> **WHAT THIS TASK INVOLVES**
Return all lines that include the string "Seasonally".

Stored items
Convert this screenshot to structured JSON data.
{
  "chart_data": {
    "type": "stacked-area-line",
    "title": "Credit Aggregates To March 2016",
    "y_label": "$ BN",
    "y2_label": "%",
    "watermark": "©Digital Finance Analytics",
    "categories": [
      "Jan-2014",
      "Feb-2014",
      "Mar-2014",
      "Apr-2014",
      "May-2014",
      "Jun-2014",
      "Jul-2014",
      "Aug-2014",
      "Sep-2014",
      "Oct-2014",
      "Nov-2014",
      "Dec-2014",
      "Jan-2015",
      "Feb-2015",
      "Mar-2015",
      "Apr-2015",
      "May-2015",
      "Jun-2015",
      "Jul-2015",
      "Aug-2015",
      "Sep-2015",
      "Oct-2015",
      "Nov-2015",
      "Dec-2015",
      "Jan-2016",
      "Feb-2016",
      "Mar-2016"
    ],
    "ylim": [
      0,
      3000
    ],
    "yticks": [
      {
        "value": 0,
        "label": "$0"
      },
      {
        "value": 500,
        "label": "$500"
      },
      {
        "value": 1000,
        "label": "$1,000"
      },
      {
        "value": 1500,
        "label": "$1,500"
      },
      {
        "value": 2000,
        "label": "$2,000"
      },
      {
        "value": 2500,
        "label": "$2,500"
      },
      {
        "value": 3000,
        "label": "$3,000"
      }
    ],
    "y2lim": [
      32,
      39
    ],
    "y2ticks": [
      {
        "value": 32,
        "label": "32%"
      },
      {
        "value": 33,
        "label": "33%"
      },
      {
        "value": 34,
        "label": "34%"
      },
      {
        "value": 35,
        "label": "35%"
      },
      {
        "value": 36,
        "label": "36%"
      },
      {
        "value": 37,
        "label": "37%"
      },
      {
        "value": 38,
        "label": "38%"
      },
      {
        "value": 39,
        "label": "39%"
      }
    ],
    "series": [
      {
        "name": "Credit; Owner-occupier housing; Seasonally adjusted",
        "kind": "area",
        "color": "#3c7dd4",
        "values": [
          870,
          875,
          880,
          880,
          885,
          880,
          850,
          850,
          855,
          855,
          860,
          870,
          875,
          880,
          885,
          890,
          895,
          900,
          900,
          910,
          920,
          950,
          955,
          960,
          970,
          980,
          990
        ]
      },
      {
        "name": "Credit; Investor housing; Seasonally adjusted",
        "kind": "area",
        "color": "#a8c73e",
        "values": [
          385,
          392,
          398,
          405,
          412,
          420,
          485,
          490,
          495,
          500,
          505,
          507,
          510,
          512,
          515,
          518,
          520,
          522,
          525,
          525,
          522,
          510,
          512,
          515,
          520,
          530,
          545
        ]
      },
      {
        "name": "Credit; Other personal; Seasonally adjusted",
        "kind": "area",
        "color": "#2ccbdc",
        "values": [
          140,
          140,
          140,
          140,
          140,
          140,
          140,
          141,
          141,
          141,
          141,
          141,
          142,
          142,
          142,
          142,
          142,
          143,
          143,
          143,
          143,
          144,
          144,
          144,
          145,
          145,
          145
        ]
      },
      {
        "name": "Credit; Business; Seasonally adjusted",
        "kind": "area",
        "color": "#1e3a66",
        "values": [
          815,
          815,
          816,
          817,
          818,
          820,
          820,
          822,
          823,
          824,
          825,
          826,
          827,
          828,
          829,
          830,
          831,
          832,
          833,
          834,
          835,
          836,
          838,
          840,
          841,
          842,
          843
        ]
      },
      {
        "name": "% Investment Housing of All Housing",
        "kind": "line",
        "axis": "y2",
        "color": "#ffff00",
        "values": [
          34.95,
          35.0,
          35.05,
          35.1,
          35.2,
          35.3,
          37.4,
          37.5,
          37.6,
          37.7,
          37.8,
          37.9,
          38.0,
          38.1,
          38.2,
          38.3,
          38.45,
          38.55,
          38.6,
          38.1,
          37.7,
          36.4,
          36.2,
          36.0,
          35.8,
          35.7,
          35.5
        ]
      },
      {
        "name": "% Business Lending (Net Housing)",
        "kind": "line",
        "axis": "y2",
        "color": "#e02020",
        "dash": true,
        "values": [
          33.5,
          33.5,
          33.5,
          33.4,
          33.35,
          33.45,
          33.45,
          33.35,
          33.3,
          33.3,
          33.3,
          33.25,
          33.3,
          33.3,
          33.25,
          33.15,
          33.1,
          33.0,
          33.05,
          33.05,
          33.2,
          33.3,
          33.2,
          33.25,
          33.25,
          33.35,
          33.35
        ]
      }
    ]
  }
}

> **RESULT**
        "name": "Credit; Owner-occupier housing; Seasonally adjusted",
        "name": "Credit; Investor housing; Seasonally adjusted",
        "name": "Credit; Other personal; Seasonally adjusted",
        "name": "Credit; Business; Seasonally adjusted",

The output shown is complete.